> Extracted material:
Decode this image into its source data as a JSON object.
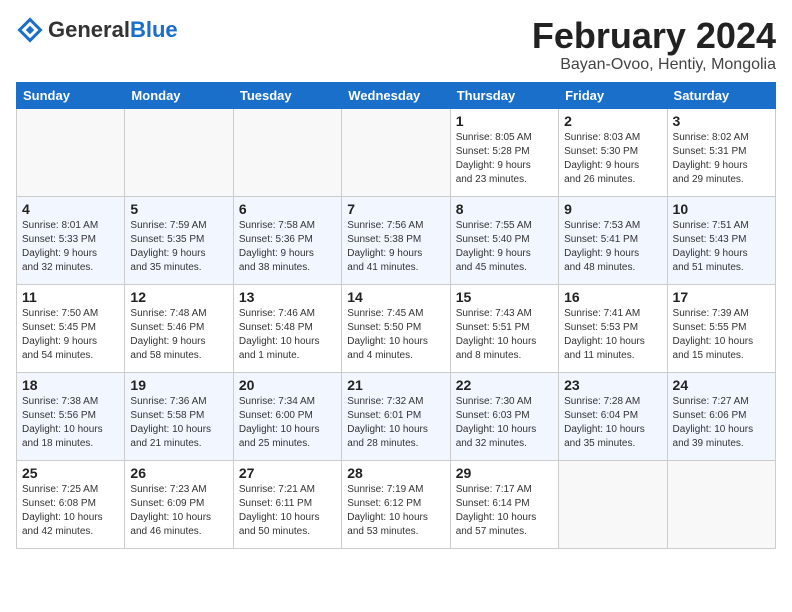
{
  "header": {
    "logo_general": "General",
    "logo_blue": "Blue",
    "month_title": "February 2024",
    "location": "Bayan-Ovoo, Hentiy, Mongolia"
  },
  "days_of_week": [
    "Sunday",
    "Monday",
    "Tuesday",
    "Wednesday",
    "Thursday",
    "Friday",
    "Saturday"
  ],
  "weeks": [
    [
      {
        "day": "",
        "info": ""
      },
      {
        "day": "",
        "info": ""
      },
      {
        "day": "",
        "info": ""
      },
      {
        "day": "",
        "info": ""
      },
      {
        "day": "1",
        "info": "Sunrise: 8:05 AM\nSunset: 5:28 PM\nDaylight: 9 hours\nand 23 minutes."
      },
      {
        "day": "2",
        "info": "Sunrise: 8:03 AM\nSunset: 5:30 PM\nDaylight: 9 hours\nand 26 minutes."
      },
      {
        "day": "3",
        "info": "Sunrise: 8:02 AM\nSunset: 5:31 PM\nDaylight: 9 hours\nand 29 minutes."
      }
    ],
    [
      {
        "day": "4",
        "info": "Sunrise: 8:01 AM\nSunset: 5:33 PM\nDaylight: 9 hours\nand 32 minutes."
      },
      {
        "day": "5",
        "info": "Sunrise: 7:59 AM\nSunset: 5:35 PM\nDaylight: 9 hours\nand 35 minutes."
      },
      {
        "day": "6",
        "info": "Sunrise: 7:58 AM\nSunset: 5:36 PM\nDaylight: 9 hours\nand 38 minutes."
      },
      {
        "day": "7",
        "info": "Sunrise: 7:56 AM\nSunset: 5:38 PM\nDaylight: 9 hours\nand 41 minutes."
      },
      {
        "day": "8",
        "info": "Sunrise: 7:55 AM\nSunset: 5:40 PM\nDaylight: 9 hours\nand 45 minutes."
      },
      {
        "day": "9",
        "info": "Sunrise: 7:53 AM\nSunset: 5:41 PM\nDaylight: 9 hours\nand 48 minutes."
      },
      {
        "day": "10",
        "info": "Sunrise: 7:51 AM\nSunset: 5:43 PM\nDaylight: 9 hours\nand 51 minutes."
      }
    ],
    [
      {
        "day": "11",
        "info": "Sunrise: 7:50 AM\nSunset: 5:45 PM\nDaylight: 9 hours\nand 54 minutes."
      },
      {
        "day": "12",
        "info": "Sunrise: 7:48 AM\nSunset: 5:46 PM\nDaylight: 9 hours\nand 58 minutes."
      },
      {
        "day": "13",
        "info": "Sunrise: 7:46 AM\nSunset: 5:48 PM\nDaylight: 10 hours\nand 1 minute."
      },
      {
        "day": "14",
        "info": "Sunrise: 7:45 AM\nSunset: 5:50 PM\nDaylight: 10 hours\nand 4 minutes."
      },
      {
        "day": "15",
        "info": "Sunrise: 7:43 AM\nSunset: 5:51 PM\nDaylight: 10 hours\nand 8 minutes."
      },
      {
        "day": "16",
        "info": "Sunrise: 7:41 AM\nSunset: 5:53 PM\nDaylight: 10 hours\nand 11 minutes."
      },
      {
        "day": "17",
        "info": "Sunrise: 7:39 AM\nSunset: 5:55 PM\nDaylight: 10 hours\nand 15 minutes."
      }
    ],
    [
      {
        "day": "18",
        "info": "Sunrise: 7:38 AM\nSunset: 5:56 PM\nDaylight: 10 hours\nand 18 minutes."
      },
      {
        "day": "19",
        "info": "Sunrise: 7:36 AM\nSunset: 5:58 PM\nDaylight: 10 hours\nand 21 minutes."
      },
      {
        "day": "20",
        "info": "Sunrise: 7:34 AM\nSunset: 6:00 PM\nDaylight: 10 hours\nand 25 minutes."
      },
      {
        "day": "21",
        "info": "Sunrise: 7:32 AM\nSunset: 6:01 PM\nDaylight: 10 hours\nand 28 minutes."
      },
      {
        "day": "22",
        "info": "Sunrise: 7:30 AM\nSunset: 6:03 PM\nDaylight: 10 hours\nand 32 minutes."
      },
      {
        "day": "23",
        "info": "Sunrise: 7:28 AM\nSunset: 6:04 PM\nDaylight: 10 hours\nand 35 minutes."
      },
      {
        "day": "24",
        "info": "Sunrise: 7:27 AM\nSunset: 6:06 PM\nDaylight: 10 hours\nand 39 minutes."
      }
    ],
    [
      {
        "day": "25",
        "info": "Sunrise: 7:25 AM\nSunset: 6:08 PM\nDaylight: 10 hours\nand 42 minutes."
      },
      {
        "day": "26",
        "info": "Sunrise: 7:23 AM\nSunset: 6:09 PM\nDaylight: 10 hours\nand 46 minutes."
      },
      {
        "day": "27",
        "info": "Sunrise: 7:21 AM\nSunset: 6:11 PM\nDaylight: 10 hours\nand 50 minutes."
      },
      {
        "day": "28",
        "info": "Sunrise: 7:19 AM\nSunset: 6:12 PM\nDaylight: 10 hours\nand 53 minutes."
      },
      {
        "day": "29",
        "info": "Sunrise: 7:17 AM\nSunset: 6:14 PM\nDaylight: 10 hours\nand 57 minutes."
      },
      {
        "day": "",
        "info": ""
      },
      {
        "day": "",
        "info": ""
      }
    ]
  ]
}
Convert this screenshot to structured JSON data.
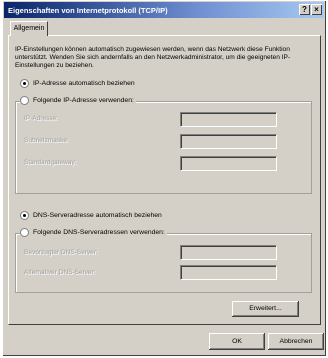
{
  "window": {
    "title": "Eigenschaften von Internetprotokoll (TCP/IP)",
    "help_label": "?",
    "close_label": "×"
  },
  "tabs": [
    {
      "label": "Allgemein",
      "active": true
    }
  ],
  "intro_text": "IP-Einstellungen können automatisch zugewiesen werden, wenn das Netzwerk diese Funktion unterstützt. Wenden Sie sich andernfalls an den Netzwerkadministrator, um die geeigneten IP-Einstellungen zu beziehen.",
  "ip": {
    "auto_label": "IP-Adresse automatisch beziehen",
    "manual_label": "Folgende IP-Adresse verwenden:",
    "selected": "auto",
    "fields": [
      {
        "label": "IP-Adresse:",
        "value": ""
      },
      {
        "label": "Subnetzmaske:",
        "value": ""
      },
      {
        "label": "Standardgateway:",
        "value": ""
      }
    ]
  },
  "dns": {
    "auto_label": "DNS-Serveradresse automatisch beziehen",
    "manual_label": "Folgende DNS-Serveradressen verwenden:",
    "selected": "auto",
    "fields": [
      {
        "label": "Bevorzugter DNS-Server:",
        "value": ""
      },
      {
        "label": "Alternativer DNS-Server:",
        "value": ""
      }
    ]
  },
  "buttons": {
    "advanced": "Erweitert...",
    "ok": "OK",
    "cancel": "Abbrechen"
  },
  "colors": {
    "face": "#d4d0c8",
    "title_start": "#0a246a",
    "title_end": "#a6caf0"
  }
}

> What to produce:
Every line of the data should be copied as it stands, without the images.

> Result for this exercise:
Decode this image into its source data as a JSON object.
{
  "header": {
    "logo_general": "General",
    "logo_blue": "Blue",
    "month_title": "February 2024",
    "location": "Bayan-Ovoo, Hentiy, Mongolia"
  },
  "days_of_week": [
    "Sunday",
    "Monday",
    "Tuesday",
    "Wednesday",
    "Thursday",
    "Friday",
    "Saturday"
  ],
  "weeks": [
    [
      {
        "day": "",
        "info": ""
      },
      {
        "day": "",
        "info": ""
      },
      {
        "day": "",
        "info": ""
      },
      {
        "day": "",
        "info": ""
      },
      {
        "day": "1",
        "info": "Sunrise: 8:05 AM\nSunset: 5:28 PM\nDaylight: 9 hours\nand 23 minutes."
      },
      {
        "day": "2",
        "info": "Sunrise: 8:03 AM\nSunset: 5:30 PM\nDaylight: 9 hours\nand 26 minutes."
      },
      {
        "day": "3",
        "info": "Sunrise: 8:02 AM\nSunset: 5:31 PM\nDaylight: 9 hours\nand 29 minutes."
      }
    ],
    [
      {
        "day": "4",
        "info": "Sunrise: 8:01 AM\nSunset: 5:33 PM\nDaylight: 9 hours\nand 32 minutes."
      },
      {
        "day": "5",
        "info": "Sunrise: 7:59 AM\nSunset: 5:35 PM\nDaylight: 9 hours\nand 35 minutes."
      },
      {
        "day": "6",
        "info": "Sunrise: 7:58 AM\nSunset: 5:36 PM\nDaylight: 9 hours\nand 38 minutes."
      },
      {
        "day": "7",
        "info": "Sunrise: 7:56 AM\nSunset: 5:38 PM\nDaylight: 9 hours\nand 41 minutes."
      },
      {
        "day": "8",
        "info": "Sunrise: 7:55 AM\nSunset: 5:40 PM\nDaylight: 9 hours\nand 45 minutes."
      },
      {
        "day": "9",
        "info": "Sunrise: 7:53 AM\nSunset: 5:41 PM\nDaylight: 9 hours\nand 48 minutes."
      },
      {
        "day": "10",
        "info": "Sunrise: 7:51 AM\nSunset: 5:43 PM\nDaylight: 9 hours\nand 51 minutes."
      }
    ],
    [
      {
        "day": "11",
        "info": "Sunrise: 7:50 AM\nSunset: 5:45 PM\nDaylight: 9 hours\nand 54 minutes."
      },
      {
        "day": "12",
        "info": "Sunrise: 7:48 AM\nSunset: 5:46 PM\nDaylight: 9 hours\nand 58 minutes."
      },
      {
        "day": "13",
        "info": "Sunrise: 7:46 AM\nSunset: 5:48 PM\nDaylight: 10 hours\nand 1 minute."
      },
      {
        "day": "14",
        "info": "Sunrise: 7:45 AM\nSunset: 5:50 PM\nDaylight: 10 hours\nand 4 minutes."
      },
      {
        "day": "15",
        "info": "Sunrise: 7:43 AM\nSunset: 5:51 PM\nDaylight: 10 hours\nand 8 minutes."
      },
      {
        "day": "16",
        "info": "Sunrise: 7:41 AM\nSunset: 5:53 PM\nDaylight: 10 hours\nand 11 minutes."
      },
      {
        "day": "17",
        "info": "Sunrise: 7:39 AM\nSunset: 5:55 PM\nDaylight: 10 hours\nand 15 minutes."
      }
    ],
    [
      {
        "day": "18",
        "info": "Sunrise: 7:38 AM\nSunset: 5:56 PM\nDaylight: 10 hours\nand 18 minutes."
      },
      {
        "day": "19",
        "info": "Sunrise: 7:36 AM\nSunset: 5:58 PM\nDaylight: 10 hours\nand 21 minutes."
      },
      {
        "day": "20",
        "info": "Sunrise: 7:34 AM\nSunset: 6:00 PM\nDaylight: 10 hours\nand 25 minutes."
      },
      {
        "day": "21",
        "info": "Sunrise: 7:32 AM\nSunset: 6:01 PM\nDaylight: 10 hours\nand 28 minutes."
      },
      {
        "day": "22",
        "info": "Sunrise: 7:30 AM\nSunset: 6:03 PM\nDaylight: 10 hours\nand 32 minutes."
      },
      {
        "day": "23",
        "info": "Sunrise: 7:28 AM\nSunset: 6:04 PM\nDaylight: 10 hours\nand 35 minutes."
      },
      {
        "day": "24",
        "info": "Sunrise: 7:27 AM\nSunset: 6:06 PM\nDaylight: 10 hours\nand 39 minutes."
      }
    ],
    [
      {
        "day": "25",
        "info": "Sunrise: 7:25 AM\nSunset: 6:08 PM\nDaylight: 10 hours\nand 42 minutes."
      },
      {
        "day": "26",
        "info": "Sunrise: 7:23 AM\nSunset: 6:09 PM\nDaylight: 10 hours\nand 46 minutes."
      },
      {
        "day": "27",
        "info": "Sunrise: 7:21 AM\nSunset: 6:11 PM\nDaylight: 10 hours\nand 50 minutes."
      },
      {
        "day": "28",
        "info": "Sunrise: 7:19 AM\nSunset: 6:12 PM\nDaylight: 10 hours\nand 53 minutes."
      },
      {
        "day": "29",
        "info": "Sunrise: 7:17 AM\nSunset: 6:14 PM\nDaylight: 10 hours\nand 57 minutes."
      },
      {
        "day": "",
        "info": ""
      },
      {
        "day": "",
        "info": ""
      }
    ]
  ]
}
Convert this screenshot to structured JSON data.
{
  "window": {
    "title": "Eigenschaften von Internetprotokoll (TCP/IP)",
    "help_label": "?",
    "close_label": "×"
  },
  "tabs": [
    {
      "label": "Allgemein",
      "active": true
    }
  ],
  "intro_text": "IP-Einstellungen können automatisch zugewiesen werden, wenn das Netzwerk diese Funktion unterstützt. Wenden Sie sich andernfalls an den Netzwerkadministrator, um die geeigneten IP-Einstellungen zu beziehen.",
  "ip": {
    "auto_label": "IP-Adresse automatisch beziehen",
    "manual_label": "Folgende IP-Adresse verwenden:",
    "selected": "auto",
    "fields": [
      {
        "label": "IP-Adresse:",
        "value": ""
      },
      {
        "label": "Subnetzmaske:",
        "value": ""
      },
      {
        "label": "Standardgateway:",
        "value": ""
      }
    ]
  },
  "dns": {
    "auto_label": "DNS-Serveradresse automatisch beziehen",
    "manual_label": "Folgende DNS-Serveradressen verwenden:",
    "selected": "auto",
    "fields": [
      {
        "label": "Bevorzugter DNS-Server:",
        "value": ""
      },
      {
        "label": "Alternativer DNS-Server:",
        "value": ""
      }
    ]
  },
  "buttons": {
    "advanced": "Erweitert...",
    "ok": "OK",
    "cancel": "Abbrechen"
  },
  "colors": {
    "face": "#d4d0c8",
    "title_start": "#0a246a",
    "title_end": "#a6caf0"
  }
}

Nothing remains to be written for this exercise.